-- Start RECORDED INFORMATION --
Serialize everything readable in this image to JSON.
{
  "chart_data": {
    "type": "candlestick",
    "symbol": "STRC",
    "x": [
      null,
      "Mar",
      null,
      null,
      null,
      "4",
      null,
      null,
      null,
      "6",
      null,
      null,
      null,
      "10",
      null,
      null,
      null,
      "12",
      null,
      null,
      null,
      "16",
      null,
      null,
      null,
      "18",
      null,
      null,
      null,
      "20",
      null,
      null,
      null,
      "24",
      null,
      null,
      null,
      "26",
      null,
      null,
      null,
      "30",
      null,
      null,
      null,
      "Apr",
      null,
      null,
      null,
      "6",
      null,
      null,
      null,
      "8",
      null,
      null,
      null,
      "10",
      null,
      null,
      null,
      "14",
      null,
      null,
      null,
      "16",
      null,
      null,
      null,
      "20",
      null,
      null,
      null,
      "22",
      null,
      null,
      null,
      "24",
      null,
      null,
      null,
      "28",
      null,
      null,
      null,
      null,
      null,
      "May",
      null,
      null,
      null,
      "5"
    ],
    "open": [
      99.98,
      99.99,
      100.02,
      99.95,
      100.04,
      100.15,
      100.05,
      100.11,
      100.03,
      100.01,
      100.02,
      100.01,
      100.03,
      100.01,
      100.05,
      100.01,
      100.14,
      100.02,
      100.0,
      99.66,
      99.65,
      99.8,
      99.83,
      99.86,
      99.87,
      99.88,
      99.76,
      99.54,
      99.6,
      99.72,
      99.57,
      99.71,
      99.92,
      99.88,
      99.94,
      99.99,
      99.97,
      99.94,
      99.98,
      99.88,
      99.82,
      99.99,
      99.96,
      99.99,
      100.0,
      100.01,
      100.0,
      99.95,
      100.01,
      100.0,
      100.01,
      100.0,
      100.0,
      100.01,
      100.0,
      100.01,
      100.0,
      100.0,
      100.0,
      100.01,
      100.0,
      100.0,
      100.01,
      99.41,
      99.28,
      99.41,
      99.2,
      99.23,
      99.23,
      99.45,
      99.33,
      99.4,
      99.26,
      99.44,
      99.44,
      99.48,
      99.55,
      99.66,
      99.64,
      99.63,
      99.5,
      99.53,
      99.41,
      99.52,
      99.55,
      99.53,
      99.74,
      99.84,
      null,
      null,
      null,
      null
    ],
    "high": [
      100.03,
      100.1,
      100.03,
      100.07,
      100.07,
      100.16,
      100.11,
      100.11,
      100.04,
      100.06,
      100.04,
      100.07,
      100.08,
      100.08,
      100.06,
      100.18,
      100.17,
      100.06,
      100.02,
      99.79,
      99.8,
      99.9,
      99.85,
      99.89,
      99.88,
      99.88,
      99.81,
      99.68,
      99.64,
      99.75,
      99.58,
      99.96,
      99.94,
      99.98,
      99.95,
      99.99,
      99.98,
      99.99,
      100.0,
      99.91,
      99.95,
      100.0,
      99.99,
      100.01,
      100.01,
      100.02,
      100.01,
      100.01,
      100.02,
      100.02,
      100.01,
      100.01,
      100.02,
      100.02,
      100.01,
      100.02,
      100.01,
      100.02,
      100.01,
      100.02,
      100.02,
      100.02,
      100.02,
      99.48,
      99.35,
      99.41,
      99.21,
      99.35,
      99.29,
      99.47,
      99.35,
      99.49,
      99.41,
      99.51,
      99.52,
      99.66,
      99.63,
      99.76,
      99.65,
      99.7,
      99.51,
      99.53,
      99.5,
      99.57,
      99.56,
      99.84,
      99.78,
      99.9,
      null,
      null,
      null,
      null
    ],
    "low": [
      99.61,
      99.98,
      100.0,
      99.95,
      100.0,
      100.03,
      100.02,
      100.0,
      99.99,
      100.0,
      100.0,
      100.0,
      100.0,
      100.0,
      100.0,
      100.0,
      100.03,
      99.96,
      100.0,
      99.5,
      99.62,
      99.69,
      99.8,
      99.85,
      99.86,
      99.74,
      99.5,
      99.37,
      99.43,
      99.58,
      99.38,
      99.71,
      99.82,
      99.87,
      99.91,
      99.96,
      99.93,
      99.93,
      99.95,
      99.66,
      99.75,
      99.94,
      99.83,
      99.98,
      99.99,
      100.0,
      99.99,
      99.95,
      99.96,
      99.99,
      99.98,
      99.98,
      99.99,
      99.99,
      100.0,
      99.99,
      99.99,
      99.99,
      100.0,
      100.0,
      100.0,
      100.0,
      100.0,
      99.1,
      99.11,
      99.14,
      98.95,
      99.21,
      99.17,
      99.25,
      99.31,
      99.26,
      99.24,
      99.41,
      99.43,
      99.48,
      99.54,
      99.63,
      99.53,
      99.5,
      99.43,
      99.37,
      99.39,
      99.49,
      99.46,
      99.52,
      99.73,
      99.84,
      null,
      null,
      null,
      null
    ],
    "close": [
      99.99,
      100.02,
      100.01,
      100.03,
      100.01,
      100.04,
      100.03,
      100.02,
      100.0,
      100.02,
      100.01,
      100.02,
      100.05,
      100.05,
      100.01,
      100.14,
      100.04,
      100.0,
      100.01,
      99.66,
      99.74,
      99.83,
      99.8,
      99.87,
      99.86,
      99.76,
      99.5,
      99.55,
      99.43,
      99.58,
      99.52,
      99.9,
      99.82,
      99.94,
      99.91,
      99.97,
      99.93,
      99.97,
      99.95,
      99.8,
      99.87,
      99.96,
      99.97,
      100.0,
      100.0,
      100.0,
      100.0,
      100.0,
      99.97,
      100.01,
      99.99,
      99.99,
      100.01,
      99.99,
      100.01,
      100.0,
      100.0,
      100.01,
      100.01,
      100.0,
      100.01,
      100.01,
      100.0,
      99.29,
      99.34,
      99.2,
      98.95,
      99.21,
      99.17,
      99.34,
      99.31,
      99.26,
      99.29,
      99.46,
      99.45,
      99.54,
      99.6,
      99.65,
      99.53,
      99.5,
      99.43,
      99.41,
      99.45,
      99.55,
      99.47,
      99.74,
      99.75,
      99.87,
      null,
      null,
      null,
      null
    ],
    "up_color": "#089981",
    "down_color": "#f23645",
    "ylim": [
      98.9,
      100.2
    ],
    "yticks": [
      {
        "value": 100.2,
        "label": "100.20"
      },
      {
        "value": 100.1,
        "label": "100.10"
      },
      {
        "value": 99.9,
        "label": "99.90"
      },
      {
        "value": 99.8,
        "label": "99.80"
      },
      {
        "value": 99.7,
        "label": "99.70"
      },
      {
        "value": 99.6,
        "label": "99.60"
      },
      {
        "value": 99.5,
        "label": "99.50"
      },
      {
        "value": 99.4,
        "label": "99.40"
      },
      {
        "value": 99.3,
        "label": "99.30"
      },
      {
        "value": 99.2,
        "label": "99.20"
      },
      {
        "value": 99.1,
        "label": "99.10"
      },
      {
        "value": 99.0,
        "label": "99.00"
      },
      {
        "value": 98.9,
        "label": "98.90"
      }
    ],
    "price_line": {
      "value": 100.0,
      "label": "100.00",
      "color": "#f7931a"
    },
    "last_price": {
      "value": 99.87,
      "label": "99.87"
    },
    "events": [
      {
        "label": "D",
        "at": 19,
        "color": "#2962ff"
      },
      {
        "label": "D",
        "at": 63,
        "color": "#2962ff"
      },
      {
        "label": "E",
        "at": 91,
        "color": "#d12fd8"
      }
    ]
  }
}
-- End RECORDED INFORMATION --
**INSTRUCTIONS FOR THE TASK:** Please repeat the listing above in full and exactly.

**RESULT FOR THIS TASK:**
Serialize everything readable in this image to JSON.
{
  "chart_data": {
    "type": "candlestick",
    "symbol": "STRC",
    "x": [
      null,
      "Mar",
      null,
      null,
      null,
      "4",
      null,
      null,
      null,
      "6",
      null,
      null,
      null,
      "10",
      null,
      null,
      null,
      "12",
      null,
      null,
      null,
      "16",
      null,
      null,
      null,
      "18",
      null,
      null,
      null,
      "20",
      null,
      null,
      null,
      "24",
      null,
      null,
      null,
      "26",
      null,
      null,
      null,
      "30",
      null,
      null,
      null,
      "Apr",
      null,
      null,
      null,
      "6",
      null,
      null,
      null,
      "8",
      null,
      null,
      null,
      "10",
      null,
      null,
      null,
      "14",
      null,
      null,
      null,
      "16",
      null,
      null,
      null,
      "20",
      null,
      null,
      null,
      "22",
      null,
      null,
      null,
      "24",
      null,
      null,
      null,
      "28",
      null,
      null,
      null,
      null,
      null,
      "May",
      null,
      null,
      null,
      "5"
    ],
    "open": [
      99.98,
      99.99,
      100.02,
      99.95,
      100.04,
      100.15,
      100.05,
      100.11,
      100.03,
      100.01,
      100.02,
      100.01,
      100.03,
      100.01,
      100.05,
      100.01,
      100.14,
      100.02,
      100.0,
      99.66,
      99.65,
      99.8,
      99.83,
      99.86,
      99.87,
      99.88,
      99.76,
      99.54,
      99.6,
      99.72,
      99.57,
      99.71,
      99.92,
      99.88,
      99.94,
      99.99,
      99.97,
      99.94,
      99.98,
      99.88,
      99.82,
      99.99,
      99.96,
      99.99,
      100.0,
      100.01,
      100.0,
      99.95,
      100.01,
      100.0,
      100.01,
      100.0,
      100.0,
      100.01,
      100.0,
      100.01,
      100.0,
      100.0,
      100.0,
      100.01,
      100.0,
      100.0,
      100.01,
      99.41,
      99.28,
      99.41,
      99.2,
      99.23,
      99.23,
      99.45,
      99.33,
      99.4,
      99.26,
      99.44,
      99.44,
      99.48,
      99.55,
      99.66,
      99.64,
      99.63,
      99.5,
      99.53,
      99.41,
      99.52,
      99.55,
      99.53,
      99.74,
      99.84,
      null,
      null,
      null,
      null
    ],
    "high": [
      100.03,
      100.1,
      100.03,
      100.07,
      100.07,
      100.16,
      100.11,
      100.11,
      100.04,
      100.06,
      100.04,
      100.07,
      100.08,
      100.08,
      100.06,
      100.18,
      100.17,
      100.06,
      100.02,
      99.79,
      99.8,
      99.9,
      99.85,
      99.89,
      99.88,
      99.88,
      99.81,
      99.68,
      99.64,
      99.75,
      99.58,
      99.96,
      99.94,
      99.98,
      99.95,
      99.99,
      99.98,
      99.99,
      100.0,
      99.91,
      99.95,
      100.0,
      99.99,
      100.01,
      100.01,
      100.02,
      100.01,
      100.01,
      100.02,
      100.02,
      100.01,
      100.01,
      100.02,
      100.02,
      100.01,
      100.02,
      100.01,
      100.02,
      100.01,
      100.02,
      100.02,
      100.02,
      100.02,
      99.48,
      99.35,
      99.41,
      99.21,
      99.35,
      99.29,
      99.47,
      99.35,
      99.49,
      99.41,
      99.51,
      99.52,
      99.66,
      99.63,
      99.76,
      99.65,
      99.7,
      99.51,
      99.53,
      99.5,
      99.57,
      99.56,
      99.84,
      99.78,
      99.9,
      null,
      null,
      null,
      null
    ],
    "low": [
      99.61,
      99.98,
      100.0,
      99.95,
      100.0,
      100.03,
      100.02,
      100.0,
      99.99,
      100.0,
      100.0,
      100.0,
      100.0,
      100.0,
      100.0,
      100.0,
      100.03,
      99.96,
      100.0,
      99.5,
      99.62,
      99.69,
      99.8,
      99.85,
      99.86,
      99.74,
      99.5,
      99.37,
      99.43,
      99.58,
      99.38,
      99.71,
      99.82,
      99.87,
      99.91,
      99.96,
      99.93,
      99.93,
      99.95,
      99.66,
      99.75,
      99.94,
      99.83,
      99.98,
      99.99,
      100.0,
      99.99,
      99.95,
      99.96,
      99.99,
      99.98,
      99.98,
      99.99,
      99.99,
      100.0,
      99.99,
      99.99,
      99.99,
      100.0,
      100.0,
      100.0,
      100.0,
      100.0,
      99.1,
      99.11,
      99.14,
      98.95,
      99.21,
      99.17,
      99.25,
      99.31,
      99.26,
      99.24,
      99.41,
      99.43,
      99.48,
      99.54,
      99.63,
      99.53,
      99.5,
      99.43,
      99.37,
      99.39,
      99.49,
      99.46,
      99.52,
      99.73,
      99.84,
      null,
      null,
      null,
      null
    ],
    "close": [
      99.99,
      100.02,
      100.01,
      100.03,
      100.01,
      100.04,
      100.03,
      100.02,
      100.0,
      100.02,
      100.01,
      100.02,
      100.05,
      100.05,
      100.01,
      100.14,
      100.04,
      100.0,
      100.01,
      99.66,
      99.74,
      99.83,
      99.8,
      99.87,
      99.86,
      99.76,
      99.5,
      99.55,
      99.43,
      99.58,
      99.52,
      99.9,
      99.82,
      99.94,
      99.91,
      99.97,
      99.93,
      99.97,
      99.95,
      99.8,
      99.87,
      99.96,
      99.97,
      100.0,
      100.0,
      100.0,
      100.0,
      100.0,
      99.97,
      100.01,
      99.99,
      99.99,
      100.01,
      99.99,
      100.01,
      100.0,
      100.0,
      100.01,
      100.01,
      100.0,
      100.01,
      100.01,
      100.0,
      99.29,
      99.34,
      99.2,
      98.95,
      99.21,
      99.17,
      99.34,
      99.31,
      99.26,
      99.29,
      99.46,
      99.45,
      99.54,
      99.6,
      99.65,
      99.53,
      99.5,
      99.43,
      99.41,
      99.45,
      99.55,
      99.47,
      99.74,
      99.75,
      99.87,
      null,
      null,
      null,
      null
    ],
    "up_color": "#089981",
    "down_color": "#f23645",
    "ylim": [
      98.9,
      100.2
    ],
    "yticks": [
      {
        "value": 100.2,
        "label": "100.20"
      },
      {
        "value": 100.1,
        "label": "100.10"
      },
      {
        "value": 99.9,
        "label": "99.90"
      },
      {
        "value": 99.8,
        "label": "99.80"
      },
      {
        "value": 99.7,
        "label": "99.70"
      },
      {
        "value": 99.6,
        "label": "99.60"
      },
      {
        "value": 99.5,
        "label": "99.50"
      },
      {
        "value": 99.4,
        "label": "99.40"
      },
      {
        "value": 99.3,
        "label": "99.30"
      },
      {
        "value": 99.2,
        "label": "99.20"
      },
      {
        "value": 99.1,
        "label": "99.10"
      },
      {
        "value": 99.0,
        "label": "99.00"
      },
      {
        "value": 98.9,
        "label": "98.90"
      }
    ],
    "price_line": {
      "value": 100.0,
      "label": "100.00",
      "color": "#f7931a"
    },
    "last_price": {
      "value": 99.87,
      "label": "99.87"
    },
    "events": [
      {
        "label": "D",
        "at": 19,
        "color": "#2962ff"
      },
      {
        "label": "D",
        "at": 63,
        "color": "#2962ff"
      },
      {
        "label": "E",
        "at": 91,
        "color": "#d12fd8"
      }
    ]
  }
}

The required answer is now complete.